> Requirements: Drop every picture and give the entries back exactly.

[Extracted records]
○ ○ ○ ○ ○ ○ ○
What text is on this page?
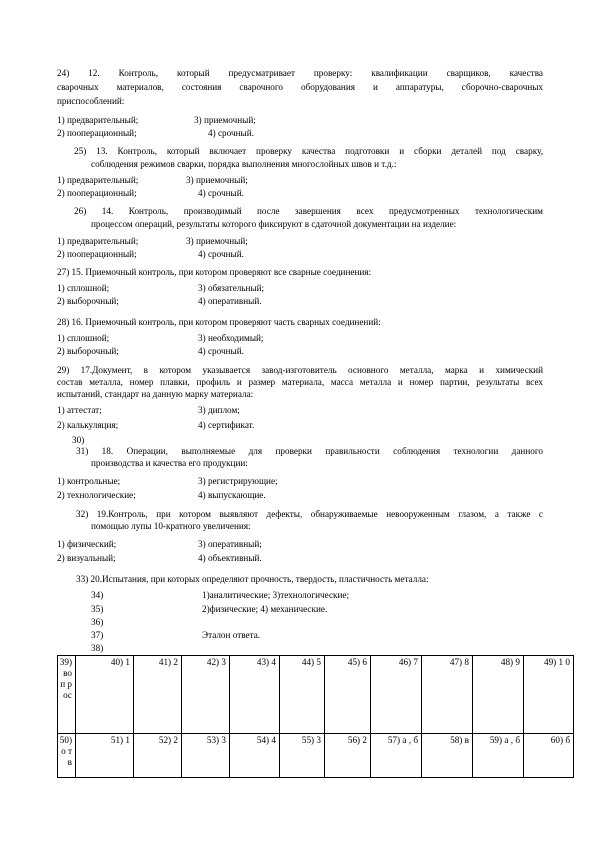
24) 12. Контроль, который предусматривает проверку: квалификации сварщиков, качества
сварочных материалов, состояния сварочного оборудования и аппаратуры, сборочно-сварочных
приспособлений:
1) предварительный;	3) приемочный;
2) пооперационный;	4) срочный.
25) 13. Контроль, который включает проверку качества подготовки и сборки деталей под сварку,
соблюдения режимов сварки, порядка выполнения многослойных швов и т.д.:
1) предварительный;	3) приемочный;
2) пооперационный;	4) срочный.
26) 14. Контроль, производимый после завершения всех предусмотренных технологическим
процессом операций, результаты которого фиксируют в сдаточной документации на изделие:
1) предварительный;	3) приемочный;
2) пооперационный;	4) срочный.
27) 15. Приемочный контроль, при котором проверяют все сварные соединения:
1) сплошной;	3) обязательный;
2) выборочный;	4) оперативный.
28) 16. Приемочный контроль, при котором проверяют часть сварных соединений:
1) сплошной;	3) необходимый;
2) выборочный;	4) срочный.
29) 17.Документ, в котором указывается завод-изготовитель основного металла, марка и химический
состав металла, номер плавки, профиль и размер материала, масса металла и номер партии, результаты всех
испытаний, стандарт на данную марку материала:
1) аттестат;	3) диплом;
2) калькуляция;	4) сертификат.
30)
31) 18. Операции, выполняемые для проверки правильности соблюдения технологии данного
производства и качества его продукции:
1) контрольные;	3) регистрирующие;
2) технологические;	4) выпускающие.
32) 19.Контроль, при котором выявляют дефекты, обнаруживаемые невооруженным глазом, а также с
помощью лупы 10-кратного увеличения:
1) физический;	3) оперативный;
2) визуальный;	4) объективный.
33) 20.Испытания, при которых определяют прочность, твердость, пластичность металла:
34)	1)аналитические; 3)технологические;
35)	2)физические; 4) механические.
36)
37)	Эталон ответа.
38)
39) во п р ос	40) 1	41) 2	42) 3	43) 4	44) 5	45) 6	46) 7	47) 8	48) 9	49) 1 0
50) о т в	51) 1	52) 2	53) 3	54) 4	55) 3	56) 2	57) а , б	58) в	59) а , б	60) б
○ ○ ○ ○ ○ ○ ○
> Final answer:
What text is on this page?
24) 12. Контроль, который предусматривает проверку: квалификации сварщиков, качества
сварочных материалов, состояния сварочного оборудования и аппаратуры, сборочно-сварочных
приспособлений:
1) предварительный;	3) приемочный;
2) пооперационный;	4) срочный.
25) 13. Контроль, который включает проверку качества подготовки и сборки деталей под сварку,
соблюдения режимов сварки, порядка выполнения многослойных швов и т.д.:
1) предварительный;	3) приемочный;
2) пооперационный;	4) срочный.
26) 14. Контроль, производимый после завершения всех предусмотренных технологическим
процессом операций, результаты которого фиксируют в сдаточной документации на изделие:
1) предварительный;	3) приемочный;
2) пооперационный;	4) срочный.
27) 15. Приемочный контроль, при котором проверяют все сварные соединения:
1) сплошной;	3) обязательный;
2) выборочный;	4) оперативный.
28) 16. Приемочный контроль, при котором проверяют часть сварных соединений:
1) сплошной;	3) необходимый;
2) выборочный;	4) срочный.
29) 17.Документ, в котором указывается завод-изготовитель основного металла, марка и химический
состав металла, номер плавки, профиль и размер материала, масса металла и номер партии, результаты всех
испытаний, стандарт на данную марку материала:
1) аттестат;	3) диплом;
2) калькуляция;	4) сертификат.
30)
31) 18. Операции, выполняемые для проверки правильности соблюдения технологии данного
производства и качества его продукции:
1) контрольные;	3) регистрирующие;
2) технологические;	4) выпускающие.
32) 19.Контроль, при котором выявляют дефекты, обнаруживаемые невооруженным глазом, а также с
помощью лупы 10-кратного увеличения:
1) физический;	3) оперативный;
2) визуальный;	4) объективный.
33) 20.Испытания, при которых определяют прочность, твердость, пластичность металла:
34)	1)аналитические; 3)технологические;
35)	2)физические; 4) механические.
36)
37)	Эталон ответа.
38)
39) во п р ос	40) 1	41) 2	42) 3	43) 4	44) 5	45) 6	46) 7	47) 8	48) 9	49) 1 0
50) о т в	51) 1	52) 2	53) 3	54) 4	55) 3	56) 2	57) а , б	58) в	59) а , б	60) б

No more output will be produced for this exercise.